French president Emmanuel Macron has opted for the bromance approach, showering Trump’s ego with flattery and praise for the purpose of convincing the proud America Firster to become a little more globalist. That too has proved ineffective; Trump’s decision to pull the U.S. out of the Iran nuclear agreement and his subsequent move to reimpose secondary sanctions on all foreign companies and firms doing business with Tehran was the ultimate insult to the Frenchman, who traveled to the White House week’s earlier to beg his American host to give the deal more time. 

With every Trump indignity, Europe’s political establishment becomes ever more outraged that an American president could be so disrespectful and unaware of his surroundings. They ask whether he understands why the post-World War II International order is valuable; whether Trump can be reasoned with on trade; and why Trump can’t seem to accept the decades-long concept of Nato being a force multiplier for American interests. European officials still inexplicably carry on as if Donald Trump is a man who will eventually snap out of a 72-years of obnoxiousness and narcissism and accept conventionality. May, Macron, Merkel, and the rest of Europe’s political establishment see Donald Trump and pray that he comes to his senses and transforms into a Europhile like Madeleine Albright or Richard Holbrooke, spouting platitudes about the indispensability of the transatlantic alliance.

Trump’s persona isn’t the only thing mainstream European politicians don’t understand; his policies are also a mystery to many of them. When Trump tells a major American news network that “the European Union is a foe” of the U.S., Europeans who have been bred into the multilateral structure as a sacrosanct institution beyond reproach get nervous. Many of them are beside themselves that a US President would say such words openly, especially on the eve of his chummy meeting with Vladimir Putin. Whereas Obama was the consummate gentleman who enjoyed glad-handing with European leaders and posing for photos, Trump can barely be convinced by his subordinates to attend these large, boring confabs to begin with. If Trump had his way, he would hit the links rather than listen to mundane presentations by European bureaucrats.

And yet however extroverted Donald Trump is from every other American president, there comes a point in time when foreign secretaries and diplomats across the continent should cease to be amazed or baffled by his behaviour. If a week of Trump-induced chaos doesn’t put that fairytale that this “very stable genius” will convert himself into a Europeanist or an Atlanticist, then Europe only has itself to blame when the next short-term crisis erupts. And if we can say anything about Donald Trump, it is that crisis-making is all part of the game.

→ Objective 1
Can you reproduce, line for line, the part of the records that opens with the line containing "series-line-PCK4 [80, 332, 327, 399]" and closes with the line containing "data-point-FM1 [302, 884, 312, 894]"?

→ Source data
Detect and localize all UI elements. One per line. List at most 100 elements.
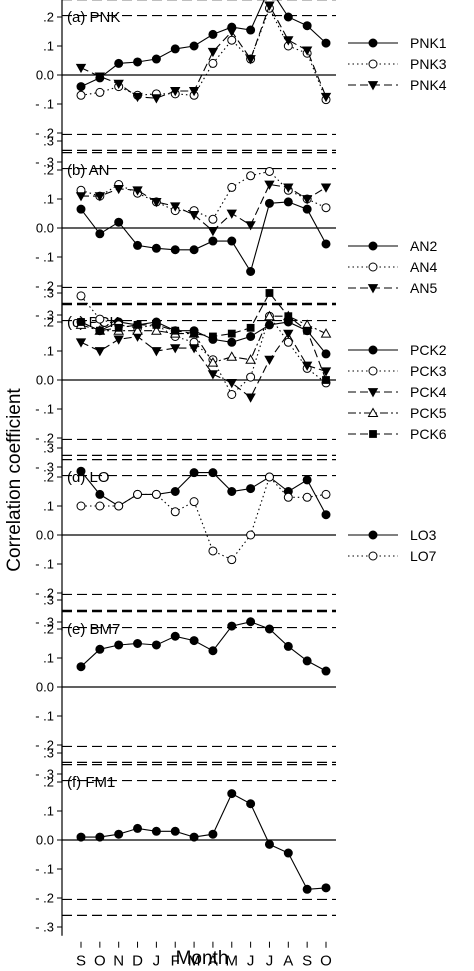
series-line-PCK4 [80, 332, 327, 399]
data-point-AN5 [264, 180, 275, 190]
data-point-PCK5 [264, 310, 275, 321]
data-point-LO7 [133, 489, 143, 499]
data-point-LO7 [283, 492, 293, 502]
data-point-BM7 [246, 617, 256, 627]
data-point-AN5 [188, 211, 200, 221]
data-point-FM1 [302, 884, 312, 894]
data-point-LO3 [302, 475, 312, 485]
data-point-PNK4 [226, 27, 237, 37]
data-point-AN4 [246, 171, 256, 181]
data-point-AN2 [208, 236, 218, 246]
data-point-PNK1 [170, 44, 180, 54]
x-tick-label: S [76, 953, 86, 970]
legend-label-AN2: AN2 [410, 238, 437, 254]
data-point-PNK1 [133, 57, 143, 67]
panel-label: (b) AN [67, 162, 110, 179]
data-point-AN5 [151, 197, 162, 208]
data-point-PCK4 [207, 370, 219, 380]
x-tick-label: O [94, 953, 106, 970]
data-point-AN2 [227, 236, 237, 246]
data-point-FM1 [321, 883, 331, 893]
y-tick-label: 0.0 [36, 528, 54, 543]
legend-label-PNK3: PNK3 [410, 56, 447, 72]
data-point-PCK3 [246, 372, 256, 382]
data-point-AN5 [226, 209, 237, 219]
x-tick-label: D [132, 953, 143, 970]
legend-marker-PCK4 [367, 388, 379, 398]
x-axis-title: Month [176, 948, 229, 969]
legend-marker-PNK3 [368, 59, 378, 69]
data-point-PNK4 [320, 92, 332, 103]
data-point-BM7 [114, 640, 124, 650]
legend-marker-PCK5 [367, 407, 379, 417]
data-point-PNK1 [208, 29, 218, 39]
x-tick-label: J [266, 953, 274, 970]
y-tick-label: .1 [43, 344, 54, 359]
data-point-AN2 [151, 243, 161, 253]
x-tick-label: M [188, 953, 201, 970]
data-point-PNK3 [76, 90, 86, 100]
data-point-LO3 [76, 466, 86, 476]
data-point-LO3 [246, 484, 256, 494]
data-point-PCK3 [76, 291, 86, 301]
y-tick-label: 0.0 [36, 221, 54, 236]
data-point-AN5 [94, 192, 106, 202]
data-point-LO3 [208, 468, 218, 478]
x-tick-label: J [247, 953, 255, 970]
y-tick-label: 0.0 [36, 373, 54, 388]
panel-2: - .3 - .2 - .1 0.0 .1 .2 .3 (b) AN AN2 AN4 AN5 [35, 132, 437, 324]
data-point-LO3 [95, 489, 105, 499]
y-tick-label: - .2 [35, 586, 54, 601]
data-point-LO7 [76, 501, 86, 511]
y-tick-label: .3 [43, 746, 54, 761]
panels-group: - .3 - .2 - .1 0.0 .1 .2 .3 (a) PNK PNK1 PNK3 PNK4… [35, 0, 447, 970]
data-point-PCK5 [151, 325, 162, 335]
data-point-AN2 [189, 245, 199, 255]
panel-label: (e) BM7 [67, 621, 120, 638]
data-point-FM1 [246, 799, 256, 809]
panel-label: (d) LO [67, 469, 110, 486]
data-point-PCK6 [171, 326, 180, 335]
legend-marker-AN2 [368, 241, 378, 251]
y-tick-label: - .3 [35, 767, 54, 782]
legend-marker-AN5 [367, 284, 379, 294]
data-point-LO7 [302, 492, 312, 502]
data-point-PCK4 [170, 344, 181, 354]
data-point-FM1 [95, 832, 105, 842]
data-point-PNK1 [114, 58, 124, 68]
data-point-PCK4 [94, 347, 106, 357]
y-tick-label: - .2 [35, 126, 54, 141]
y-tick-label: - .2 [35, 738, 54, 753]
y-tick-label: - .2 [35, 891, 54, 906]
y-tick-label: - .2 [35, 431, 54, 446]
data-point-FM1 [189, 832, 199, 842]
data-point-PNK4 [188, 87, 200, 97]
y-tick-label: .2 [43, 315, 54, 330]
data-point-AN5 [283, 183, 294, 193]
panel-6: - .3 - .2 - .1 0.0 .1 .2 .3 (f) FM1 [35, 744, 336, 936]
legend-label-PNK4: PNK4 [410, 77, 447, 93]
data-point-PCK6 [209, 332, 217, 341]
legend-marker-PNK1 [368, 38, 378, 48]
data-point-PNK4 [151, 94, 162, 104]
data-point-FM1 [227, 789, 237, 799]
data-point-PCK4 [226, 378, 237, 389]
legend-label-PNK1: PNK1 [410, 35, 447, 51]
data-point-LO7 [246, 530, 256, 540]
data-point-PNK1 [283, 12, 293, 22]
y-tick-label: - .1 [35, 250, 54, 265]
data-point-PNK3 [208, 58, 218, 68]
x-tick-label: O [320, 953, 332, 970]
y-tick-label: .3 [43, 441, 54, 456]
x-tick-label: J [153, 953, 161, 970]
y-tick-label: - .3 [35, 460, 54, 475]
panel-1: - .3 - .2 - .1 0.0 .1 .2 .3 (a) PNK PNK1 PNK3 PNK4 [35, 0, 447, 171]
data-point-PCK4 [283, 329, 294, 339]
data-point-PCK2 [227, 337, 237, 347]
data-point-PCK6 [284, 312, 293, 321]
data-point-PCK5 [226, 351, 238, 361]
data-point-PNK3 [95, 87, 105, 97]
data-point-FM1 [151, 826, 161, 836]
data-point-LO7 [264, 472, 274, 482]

→ Objective 2
In the excerpt on Trump and Europe, why was Trump's move on the Iran nuclear agreement the ultimate insult to Macron? Answer in one to three sentences.

→ Solution 1
series-line-PCK4 [80, 332, 327, 399]
data-point-AN5 [264, 180, 275, 190]
data-point-PCK5 [264, 310, 275, 321]
data-point-LO7 [133, 489, 143, 499]
data-point-LO7 [283, 492, 293, 502]
data-point-BM7 [246, 617, 256, 627]
data-point-AN5 [188, 211, 200, 221]
data-point-FM1 [302, 884, 312, 894]

→ Solution 2
Weeks earlier, Macron had traveled to the White House to beg Trump to give the deal more time. Trump then pulled the U.S. out of the agreement and moved to reimpose secondary sanctions on all foreign companies and firms doing business with Tehran.